#### Problem to solve:
Your output is one number, the count of lines in the listing below that hold the word "migratorio".

#### Source records:

----

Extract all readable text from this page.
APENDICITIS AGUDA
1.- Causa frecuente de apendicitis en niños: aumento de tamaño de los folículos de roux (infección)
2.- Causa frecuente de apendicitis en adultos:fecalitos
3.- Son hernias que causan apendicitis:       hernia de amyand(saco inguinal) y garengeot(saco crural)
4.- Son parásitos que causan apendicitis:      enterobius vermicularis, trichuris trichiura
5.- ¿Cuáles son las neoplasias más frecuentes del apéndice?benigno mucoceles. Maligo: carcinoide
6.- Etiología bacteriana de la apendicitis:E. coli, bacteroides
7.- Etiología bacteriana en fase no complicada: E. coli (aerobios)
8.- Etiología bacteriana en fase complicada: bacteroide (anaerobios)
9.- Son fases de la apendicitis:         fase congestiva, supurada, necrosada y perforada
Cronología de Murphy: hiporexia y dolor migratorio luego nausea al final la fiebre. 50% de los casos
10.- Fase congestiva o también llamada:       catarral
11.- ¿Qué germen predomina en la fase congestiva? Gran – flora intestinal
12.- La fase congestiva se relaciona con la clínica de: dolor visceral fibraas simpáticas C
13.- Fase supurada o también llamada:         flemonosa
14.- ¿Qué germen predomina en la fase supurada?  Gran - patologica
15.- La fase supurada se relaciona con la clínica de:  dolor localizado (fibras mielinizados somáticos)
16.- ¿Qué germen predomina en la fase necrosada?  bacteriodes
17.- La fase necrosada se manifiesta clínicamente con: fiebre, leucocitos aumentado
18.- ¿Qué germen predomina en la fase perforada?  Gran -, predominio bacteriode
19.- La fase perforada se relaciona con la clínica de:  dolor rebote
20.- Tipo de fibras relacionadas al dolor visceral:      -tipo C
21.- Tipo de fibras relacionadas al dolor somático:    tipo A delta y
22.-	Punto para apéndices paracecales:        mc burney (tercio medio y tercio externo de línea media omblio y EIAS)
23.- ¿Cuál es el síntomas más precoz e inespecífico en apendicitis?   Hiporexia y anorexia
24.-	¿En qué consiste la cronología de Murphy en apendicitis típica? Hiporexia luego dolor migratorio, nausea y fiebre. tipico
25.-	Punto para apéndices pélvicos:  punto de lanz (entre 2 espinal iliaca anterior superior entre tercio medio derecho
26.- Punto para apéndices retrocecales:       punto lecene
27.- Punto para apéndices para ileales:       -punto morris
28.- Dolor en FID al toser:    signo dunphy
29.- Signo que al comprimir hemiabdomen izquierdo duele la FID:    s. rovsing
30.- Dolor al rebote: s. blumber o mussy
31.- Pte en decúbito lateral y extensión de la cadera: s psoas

----

#### Answer area:
2